◆ Requirement:
Take the material below and write it all out again exactly.

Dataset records
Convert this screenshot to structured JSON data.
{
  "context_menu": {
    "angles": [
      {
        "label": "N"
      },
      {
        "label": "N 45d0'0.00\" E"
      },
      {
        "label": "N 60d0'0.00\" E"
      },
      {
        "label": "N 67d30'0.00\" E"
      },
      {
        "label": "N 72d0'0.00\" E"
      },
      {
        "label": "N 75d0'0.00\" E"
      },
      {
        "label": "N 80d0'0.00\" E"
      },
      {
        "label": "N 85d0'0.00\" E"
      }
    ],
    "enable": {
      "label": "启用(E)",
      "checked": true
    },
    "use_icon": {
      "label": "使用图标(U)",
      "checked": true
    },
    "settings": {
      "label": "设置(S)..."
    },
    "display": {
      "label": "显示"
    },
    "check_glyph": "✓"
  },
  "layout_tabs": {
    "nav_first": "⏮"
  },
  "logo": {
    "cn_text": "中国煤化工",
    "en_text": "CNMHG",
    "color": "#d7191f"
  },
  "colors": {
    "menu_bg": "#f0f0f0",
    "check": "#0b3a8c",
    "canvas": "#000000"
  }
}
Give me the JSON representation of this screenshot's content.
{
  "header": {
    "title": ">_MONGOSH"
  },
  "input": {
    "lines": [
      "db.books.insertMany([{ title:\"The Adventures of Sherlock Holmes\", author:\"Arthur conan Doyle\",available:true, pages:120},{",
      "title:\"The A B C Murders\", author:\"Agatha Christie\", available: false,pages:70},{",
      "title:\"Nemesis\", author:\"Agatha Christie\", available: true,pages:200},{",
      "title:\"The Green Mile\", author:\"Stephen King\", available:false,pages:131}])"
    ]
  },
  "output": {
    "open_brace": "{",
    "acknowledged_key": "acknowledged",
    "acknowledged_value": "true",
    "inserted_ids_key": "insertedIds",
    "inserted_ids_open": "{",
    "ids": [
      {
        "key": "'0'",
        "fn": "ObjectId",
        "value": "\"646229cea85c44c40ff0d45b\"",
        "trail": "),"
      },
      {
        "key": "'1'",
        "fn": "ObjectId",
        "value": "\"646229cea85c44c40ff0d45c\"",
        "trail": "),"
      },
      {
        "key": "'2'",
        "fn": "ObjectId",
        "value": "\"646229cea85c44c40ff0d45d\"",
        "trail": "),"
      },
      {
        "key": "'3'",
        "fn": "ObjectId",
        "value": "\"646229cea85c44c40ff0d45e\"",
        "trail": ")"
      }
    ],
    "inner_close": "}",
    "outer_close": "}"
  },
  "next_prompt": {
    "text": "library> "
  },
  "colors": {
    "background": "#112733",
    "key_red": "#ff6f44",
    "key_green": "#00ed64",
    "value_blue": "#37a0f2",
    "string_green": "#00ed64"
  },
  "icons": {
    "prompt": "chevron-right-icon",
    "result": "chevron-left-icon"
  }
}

◆ Answer to the exercise:
Convert this screenshot to structured JSON data.
{
  "context_menu": {
    "angles": [
      {
        "label": "N"
      },
      {
        "label": "N 45d0'0.00\" E"
      },
      {
        "label": "N 60d0'0.00\" E"
      },
      {
        "label": "N 67d30'0.00\" E"
      },
      {
        "label": "N 72d0'0.00\" E"
      },
      {
        "label": "N 75d0'0.00\" E"
      },
      {
        "label": "N 80d0'0.00\" E"
      },
      {
        "label": "N 85d0'0.00\" E"
      }
    ],
    "enable": {
      "label": "启用(E)",
      "checked": true
    },
    "use_icon": {
      "label": "使用图标(U)",
      "checked": true
    },
    "settings": {
      "label": "设置(S)..."
    },
    "display": {
      "label": "显示"
    },
    "check_glyph": "✓"
  },
  "layout_tabs": {
    "nav_first": "⏮"
  },
  "logo": {
    "cn_text": "中国煤化工",
    "en_text": "CNMHG",
    "color": "#d7191f"
  },
  "colors": {
    "menu_bg": "#f0f0f0",
    "check": "#0b3a8c",
    "canvas": "#000000"
  }
}
Give me the JSON representation of this screenshot's content.
{
  "header": {
    "title": ">_MONGOSH"
  },
  "input": {
    "lines": [
      "db.books.insertMany([{ title:\"The Adventures of Sherlock Holmes\", author:\"Arthur conan Doyle\",available:true, pages:120},{",
      "title:\"The A B C Murders\", author:\"Agatha Christie\", available: false,pages:70},{",
      "title:\"Nemesis\", author:\"Agatha Christie\", available: true,pages:200},{",
      "title:\"The Green Mile\", author:\"Stephen King\", available:false,pages:131}])"
    ]
  },
  "output": {
    "open_brace": "{",
    "acknowledged_key": "acknowledged",
    "acknowledged_value": "true",
    "inserted_ids_key": "insertedIds",
    "inserted_ids_open": "{",
    "ids": [
      {
        "key": "'0'",
        "fn": "ObjectId",
        "value": "\"646229cea85c44c40ff0d45b\"",
        "trail": "),"
      },
      {
        "key": "'1'",
        "fn": "ObjectId",
        "value": "\"646229cea85c44c40ff0d45c\"",
        "trail": "),"
      },
      {
        "key": "'2'",
        "fn": "ObjectId",
        "value": "\"646229cea85c44c40ff0d45d\"",
        "trail": "),"
      },
      {
        "key": "'3'",
        "fn": "ObjectId",
        "value": "\"646229cea85c44c40ff0d45e\"",
        "trail": ")"
      }
    ],
    "inner_close": "}",
    "outer_close": "}"
  },
  "next_prompt": {
    "text": "library> "
  },
  "colors": {
    "background": "#112733",
    "key_red": "#ff6f44",
    "key_green": "#00ed64",
    "value_blue": "#37a0f2",
    "string_green": "#00ed64"
  },
  "icons": {
    "prompt": "chevron-right-icon",
    "result": "chevron-left-icon"
  }
}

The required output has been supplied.